─── Data section ───

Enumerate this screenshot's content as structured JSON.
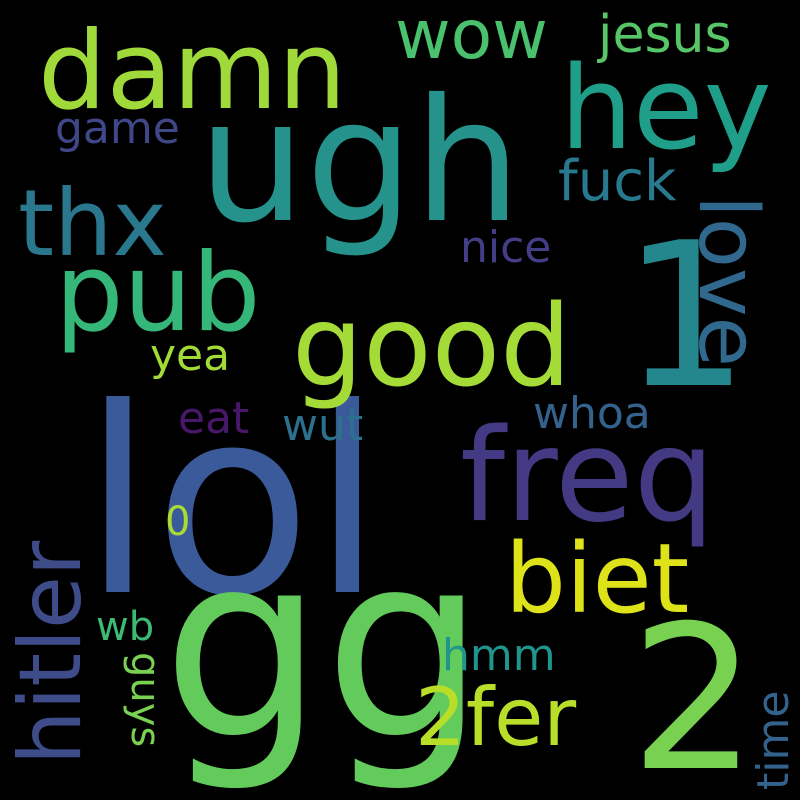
{
  "background": "#000000",
  "words": [
    {
      "id": "lol",
      "text": "lol",
      "color": "#3b5a9a"
    },
    {
      "id": "gg",
      "text": "gg",
      "color": "#62cb5c"
    },
    {
      "id": "ugh",
      "text": "ugh",
      "color": "#25928c"
    },
    {
      "id": "one",
      "text": "1",
      "color": "#24878e"
    },
    {
      "id": "two",
      "text": "2",
      "color": "#79d151"
    },
    {
      "id": "freq",
      "text": "freq",
      "color": "#443983"
    },
    {
      "id": "damn",
      "text": "damn",
      "color": "#9fda3a"
    },
    {
      "id": "hey",
      "text": "hey",
      "color": "#1f9e89"
    },
    {
      "id": "good",
      "text": "good",
      "color": "#a5db36"
    },
    {
      "id": "pub",
      "text": "pub",
      "color": "#35b779"
    },
    {
      "id": "thx",
      "text": "thx",
      "color": "#2a788e"
    },
    {
      "id": "biet",
      "text": "biet",
      "color": "#dde318"
    },
    {
      "id": "hitler",
      "text": "hitler",
      "color": "#3e4c8a"
    },
    {
      "id": "love",
      "text": "love",
      "color": "#31688e"
    },
    {
      "id": "2fer",
      "text": "2fer",
      "color": "#b8de29"
    },
    {
      "id": "wow",
      "text": "wow",
      "color": "#4ac16d"
    },
    {
      "id": "jesus",
      "text": "jesus",
      "color": "#56c667"
    },
    {
      "id": "fuck",
      "text": "fuck",
      "color": "#29798e"
    },
    {
      "id": "game",
      "text": "game",
      "color": "#3f4788"
    },
    {
      "id": "nice",
      "text": "nice",
      "color": "#433e85"
    },
    {
      "id": "yea",
      "text": "yea",
      "color": "#a2da37"
    },
    {
      "id": "eat",
      "text": "eat",
      "color": "#481769"
    },
    {
      "id": "wut",
      "text": "wut",
      "color": "#2d708e"
    },
    {
      "id": "whoa",
      "text": "whoa",
      "color": "#33638d"
    },
    {
      "id": "zero",
      "text": "0",
      "color": "#a8db34"
    },
    {
      "id": "wb",
      "text": "wb",
      "color": "#3cbb75"
    },
    {
      "id": "hmm",
      "text": "hmm",
      "color": "#1f958b"
    },
    {
      "id": "guys",
      "text": "guys",
      "color": "#7ad151"
    },
    {
      "id": "time",
      "text": "time",
      "color": "#33638d"
    }
  ]
}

───

- Given request
Return each line exactly as written. Any picture gets left out.

- Exercise output
Enumerate this screenshot's content as structured JSON.
{
  "background": "#000000",
  "words": [
    {
      "id": "lol",
      "text": "lol",
      "color": "#3b5a9a"
    },
    {
      "id": "gg",
      "text": "gg",
      "color": "#62cb5c"
    },
    {
      "id": "ugh",
      "text": "ugh",
      "color": "#25928c"
    },
    {
      "id": "one",
      "text": "1",
      "color": "#24878e"
    },
    {
      "id": "two",
      "text": "2",
      "color": "#79d151"
    },
    {
      "id": "freq",
      "text": "freq",
      "color": "#443983"
    },
    {
      "id": "damn",
      "text": "damn",
      "color": "#9fda3a"
    },
    {
      "id": "hey",
      "text": "hey",
      "color": "#1f9e89"
    },
    {
      "id": "good",
      "text": "good",
      "color": "#a5db36"
    },
    {
      "id": "pub",
      "text": "pub",
      "color": "#35b779"
    },
    {
      "id": "thx",
      "text": "thx",
      "color": "#2a788e"
    },
    {
      "id": "biet",
      "text": "biet",
      "color": "#dde318"
    },
    {
      "id": "hitler",
      "text": "hitler",
      "color": "#3e4c8a"
    },
    {
      "id": "love",
      "text": "love",
      "color": "#31688e"
    },
    {
      "id": "2fer",
      "text": "2fer",
      "color": "#b8de29"
    },
    {
      "id": "wow",
      "text": "wow",
      "color": "#4ac16d"
    },
    {
      "id": "jesus",
      "text": "jesus",
      "color": "#56c667"
    },
    {
      "id": "fuck",
      "text": "fuck",
      "color": "#29798e"
    },
    {
      "id": "game",
      "text": "game",
      "color": "#3f4788"
    },
    {
      "id": "nice",
      "text": "nice",
      "color": "#433e85"
    },
    {
      "id": "yea",
      "text": "yea",
      "color": "#a2da37"
    },
    {
      "id": "eat",
      "text": "eat",
      "color": "#481769"
    },
    {
      "id": "wut",
      "text": "wut",
      "color": "#2d708e"
    },
    {
      "id": "whoa",
      "text": "whoa",
      "color": "#33638d"
    },
    {
      "id": "zero",
      "text": "0",
      "color": "#a8db34"
    },
    {
      "id": "wb",
      "text": "wb",
      "color": "#3cbb75"
    },
    {
      "id": "hmm",
      "text": "hmm",
      "color": "#1f958b"
    },
    {
      "id": "guys",
      "text": "guys",
      "color": "#7ad151"
    },
    {
      "id": "time",
      "text": "time",
      "color": "#33638d"
    }
  ]
}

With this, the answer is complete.